** Work to be completed **
Output every line exactly as written. Leave out pictures.

Extracts from a graphics dataset:
◇ ◇ ◇ ◇

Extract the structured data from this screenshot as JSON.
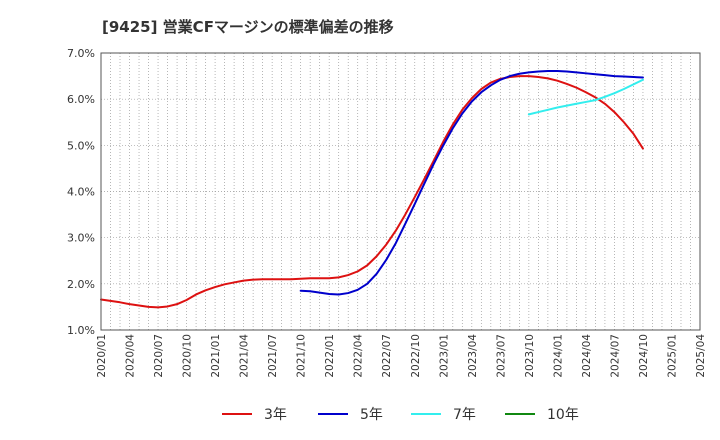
{
  "chart_data": {
    "type": "line",
    "title": "[9425]  営業CFマージンの標準偏差の推移",
    "xlabel": "",
    "ylabel": "",
    "ylim": [
      1.0,
      7.0
    ],
    "yticks": [
      "1.0%",
      "2.0%",
      "3.0%",
      "4.0%",
      "5.0%",
      "6.0%",
      "7.0%"
    ],
    "xticks": [
      "2020/01",
      "2020/04",
      "2020/07",
      "2020/10",
      "2021/01",
      "2021/04",
      "2021/07",
      "2021/10",
      "2022/01",
      "2022/04",
      "2022/07",
      "2022/10",
      "2023/01",
      "2023/04",
      "2023/07",
      "2023/10",
      "2024/01",
      "2024/04",
      "2024/07",
      "2024/10",
      "2025/01",
      "2025/04"
    ],
    "grid": true,
    "legend_position": "bottom",
    "series": [
      {
        "name": "3年",
        "color": "#dd1111",
        "points": [
          [
            "2020/01",
            1.66
          ],
          [
            "2020/02",
            1.63
          ],
          [
            "2020/03",
            1.6
          ],
          [
            "2020/04",
            1.56
          ],
          [
            "2020/05",
            1.53
          ],
          [
            "2020/06",
            1.5
          ],
          [
            "2020/07",
            1.49
          ],
          [
            "2020/08",
            1.51
          ],
          [
            "2020/09",
            1.56
          ],
          [
            "2020/10",
            1.65
          ],
          [
            "2020/11",
            1.77
          ],
          [
            "2020/12",
            1.86
          ],
          [
            "2021/01",
            1.93
          ],
          [
            "2021/02",
            1.99
          ],
          [
            "2021/03",
            2.03
          ],
          [
            "2021/04",
            2.07
          ],
          [
            "2021/05",
            2.09
          ],
          [
            "2021/06",
            2.1
          ],
          [
            "2021/07",
            2.1
          ],
          [
            "2021/08",
            2.1
          ],
          [
            "2021/09",
            2.1
          ],
          [
            "2021/10",
            2.11
          ],
          [
            "2021/11",
            2.12
          ],
          [
            "2021/12",
            2.12
          ],
          [
            "2022/01",
            2.12
          ],
          [
            "2022/02",
            2.14
          ],
          [
            "2022/03",
            2.19
          ],
          [
            "2022/04",
            2.27
          ],
          [
            "2022/05",
            2.4
          ],
          [
            "2022/06",
            2.6
          ],
          [
            "2022/07",
            2.85
          ],
          [
            "2022/08",
            3.15
          ],
          [
            "2022/09",
            3.5
          ],
          [
            "2022/10",
            3.88
          ],
          [
            "2022/11",
            4.27
          ],
          [
            "2022/12",
            4.67
          ],
          [
            "2023/01",
            5.08
          ],
          [
            "2023/02",
            5.45
          ],
          [
            "2023/03",
            5.77
          ],
          [
            "2023/04",
            6.02
          ],
          [
            "2023/05",
            6.22
          ],
          [
            "2023/06",
            6.36
          ],
          [
            "2023/07",
            6.44
          ],
          [
            "2023/08",
            6.48
          ],
          [
            "2023/09",
            6.5
          ],
          [
            "2023/10",
            6.5
          ],
          [
            "2023/11",
            6.48
          ],
          [
            "2023/12",
            6.45
          ],
          [
            "2024/01",
            6.4
          ],
          [
            "2024/02",
            6.33
          ],
          [
            "2024/03",
            6.25
          ],
          [
            "2024/04",
            6.15
          ],
          [
            "2024/05",
            6.04
          ],
          [
            "2024/06",
            5.9
          ],
          [
            "2024/07",
            5.72
          ],
          [
            "2024/08",
            5.5
          ],
          [
            "2024/09",
            5.25
          ],
          [
            "2024/10",
            4.93
          ]
        ]
      },
      {
        "name": "5年",
        "color": "#0000cc",
        "points": [
          [
            "2021/10",
            1.85
          ],
          [
            "2021/11",
            1.84
          ],
          [
            "2021/12",
            1.81
          ],
          [
            "2022/01",
            1.78
          ],
          [
            "2022/02",
            1.77
          ],
          [
            "2022/03",
            1.8
          ],
          [
            "2022/04",
            1.87
          ],
          [
            "2022/05",
            2.0
          ],
          [
            "2022/06",
            2.22
          ],
          [
            "2022/07",
            2.52
          ],
          [
            "2022/08",
            2.88
          ],
          [
            "2022/09",
            3.3
          ],
          [
            "2022/10",
            3.73
          ],
          [
            "2022/11",
            4.17
          ],
          [
            "2022/12",
            4.6
          ],
          [
            "2023/01",
            5.0
          ],
          [
            "2023/02",
            5.37
          ],
          [
            "2023/03",
            5.69
          ],
          [
            "2023/04",
            5.95
          ],
          [
            "2023/05",
            6.15
          ],
          [
            "2023/06",
            6.3
          ],
          [
            "2023/07",
            6.42
          ],
          [
            "2023/08",
            6.5
          ],
          [
            "2023/09",
            6.55
          ],
          [
            "2023/10",
            6.58
          ],
          [
            "2023/11",
            6.6
          ],
          [
            "2023/12",
            6.61
          ],
          [
            "2024/01",
            6.61
          ],
          [
            "2024/02",
            6.6
          ],
          [
            "2024/03",
            6.58
          ],
          [
            "2024/04",
            6.56
          ],
          [
            "2024/05",
            6.54
          ],
          [
            "2024/06",
            6.52
          ],
          [
            "2024/07",
            6.5
          ],
          [
            "2024/08",
            6.49
          ],
          [
            "2024/09",
            6.48
          ],
          [
            "2024/10",
            6.47
          ]
        ]
      },
      {
        "name": "7年",
        "color": "#33eeee",
        "points": [
          [
            "2023/10",
            5.67
          ],
          [
            "2023/11",
            5.72
          ],
          [
            "2023/12",
            5.77
          ],
          [
            "2024/01",
            5.82
          ],
          [
            "2024/02",
            5.86
          ],
          [
            "2024/03",
            5.9
          ],
          [
            "2024/04",
            5.94
          ],
          [
            "2024/05",
            5.98
          ],
          [
            "2024/06",
            6.05
          ],
          [
            "2024/07",
            6.13
          ],
          [
            "2024/08",
            6.22
          ],
          [
            "2024/09",
            6.32
          ],
          [
            "2024/10",
            6.42
          ]
        ]
      },
      {
        "name": "10年",
        "color": "#118811",
        "points": []
      }
    ]
  }
}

◇ ◇ ◇ ◇

** Problem solution **
Extract the structured data from this screenshot as JSON.
{
  "chart_data": {
    "type": "line",
    "title": "[9425]  営業CFマージンの標準偏差の推移",
    "xlabel": "",
    "ylabel": "",
    "ylim": [
      1.0,
      7.0
    ],
    "yticks": [
      "1.0%",
      "2.0%",
      "3.0%",
      "4.0%",
      "5.0%",
      "6.0%",
      "7.0%"
    ],
    "xticks": [
      "2020/01",
      "2020/04",
      "2020/07",
      "2020/10",
      "2021/01",
      "2021/04",
      "2021/07",
      "2021/10",
      "2022/01",
      "2022/04",
      "2022/07",
      "2022/10",
      "2023/01",
      "2023/04",
      "2023/07",
      "2023/10",
      "2024/01",
      "2024/04",
      "2024/07",
      "2024/10",
      "2025/01",
      "2025/04"
    ],
    "grid": true,
    "legend_position": "bottom",
    "series": [
      {
        "name": "3年",
        "color": "#dd1111",
        "points": [
          [
            "2020/01",
            1.66
          ],
          [
            "2020/02",
            1.63
          ],
          [
            "2020/03",
            1.6
          ],
          [
            "2020/04",
            1.56
          ],
          [
            "2020/05",
            1.53
          ],
          [
            "2020/06",
            1.5
          ],
          [
            "2020/07",
            1.49
          ],
          [
            "2020/08",
            1.51
          ],
          [
            "2020/09",
            1.56
          ],
          [
            "2020/10",
            1.65
          ],
          [
            "2020/11",
            1.77
          ],
          [
            "2020/12",
            1.86
          ],
          [
            "2021/01",
            1.93
          ],
          [
            "2021/02",
            1.99
          ],
          [
            "2021/03",
            2.03
          ],
          [
            "2021/04",
            2.07
          ],
          [
            "2021/05",
            2.09
          ],
          [
            "2021/06",
            2.1
          ],
          [
            "2021/07",
            2.1
          ],
          [
            "2021/08",
            2.1
          ],
          [
            "2021/09",
            2.1
          ],
          [
            "2021/10",
            2.11
          ],
          [
            "2021/11",
            2.12
          ],
          [
            "2021/12",
            2.12
          ],
          [
            "2022/01",
            2.12
          ],
          [
            "2022/02",
            2.14
          ],
          [
            "2022/03",
            2.19
          ],
          [
            "2022/04",
            2.27
          ],
          [
            "2022/05",
            2.4
          ],
          [
            "2022/06",
            2.6
          ],
          [
            "2022/07",
            2.85
          ],
          [
            "2022/08",
            3.15
          ],
          [
            "2022/09",
            3.5
          ],
          [
            "2022/10",
            3.88
          ],
          [
            "2022/11",
            4.27
          ],
          [
            "2022/12",
            4.67
          ],
          [
            "2023/01",
            5.08
          ],
          [
            "2023/02",
            5.45
          ],
          [
            "2023/03",
            5.77
          ],
          [
            "2023/04",
            6.02
          ],
          [
            "2023/05",
            6.22
          ],
          [
            "2023/06",
            6.36
          ],
          [
            "2023/07",
            6.44
          ],
          [
            "2023/08",
            6.48
          ],
          [
            "2023/09",
            6.5
          ],
          [
            "2023/10",
            6.5
          ],
          [
            "2023/11",
            6.48
          ],
          [
            "2023/12",
            6.45
          ],
          [
            "2024/01",
            6.4
          ],
          [
            "2024/02",
            6.33
          ],
          [
            "2024/03",
            6.25
          ],
          [
            "2024/04",
            6.15
          ],
          [
            "2024/05",
            6.04
          ],
          [
            "2024/06",
            5.9
          ],
          [
            "2024/07",
            5.72
          ],
          [
            "2024/08",
            5.5
          ],
          [
            "2024/09",
            5.25
          ],
          [
            "2024/10",
            4.93
          ]
        ]
      },
      {
        "name": "5年",
        "color": "#0000cc",
        "points": [
          [
            "2021/10",
            1.85
          ],
          [
            "2021/11",
            1.84
          ],
          [
            "2021/12",
            1.81
          ],
          [
            "2022/01",
            1.78
          ],
          [
            "2022/02",
            1.77
          ],
          [
            "2022/03",
            1.8
          ],
          [
            "2022/04",
            1.87
          ],
          [
            "2022/05",
            2.0
          ],
          [
            "2022/06",
            2.22
          ],
          [
            "2022/07",
            2.52
          ],
          [
            "2022/08",
            2.88
          ],
          [
            "2022/09",
            3.3
          ],
          [
            "2022/10",
            3.73
          ],
          [
            "2022/11",
            4.17
          ],
          [
            "2022/12",
            4.6
          ],
          [
            "2023/01",
            5.0
          ],
          [
            "2023/02",
            5.37
          ],
          [
            "2023/03",
            5.69
          ],
          [
            "2023/04",
            5.95
          ],
          [
            "2023/05",
            6.15
          ],
          [
            "2023/06",
            6.3
          ],
          [
            "2023/07",
            6.42
          ],
          [
            "2023/08",
            6.5
          ],
          [
            "2023/09",
            6.55
          ],
          [
            "2023/10",
            6.58
          ],
          [
            "2023/11",
            6.6
          ],
          [
            "2023/12",
            6.61
          ],
          [
            "2024/01",
            6.61
          ],
          [
            "2024/02",
            6.6
          ],
          [
            "2024/03",
            6.58
          ],
          [
            "2024/04",
            6.56
          ],
          [
            "2024/05",
            6.54
          ],
          [
            "2024/06",
            6.52
          ],
          [
            "2024/07",
            6.5
          ],
          [
            "2024/08",
            6.49
          ],
          [
            "2024/09",
            6.48
          ],
          [
            "2024/10",
            6.47
          ]
        ]
      },
      {
        "name": "7年",
        "color": "#33eeee",
        "points": [
          [
            "2023/10",
            5.67
          ],
          [
            "2023/11",
            5.72
          ],
          [
            "2023/12",
            5.77
          ],
          [
            "2024/01",
            5.82
          ],
          [
            "2024/02",
            5.86
          ],
          [
            "2024/03",
            5.9
          ],
          [
            "2024/04",
            5.94
          ],
          [
            "2024/05",
            5.98
          ],
          [
            "2024/06",
            6.05
          ],
          [
            "2024/07",
            6.13
          ],
          [
            "2024/08",
            6.22
          ],
          [
            "2024/09",
            6.32
          ],
          [
            "2024/10",
            6.42
          ]
        ]
      },
      {
        "name": "10年",
        "color": "#118811",
        "points": []
      }
    ]
  }
}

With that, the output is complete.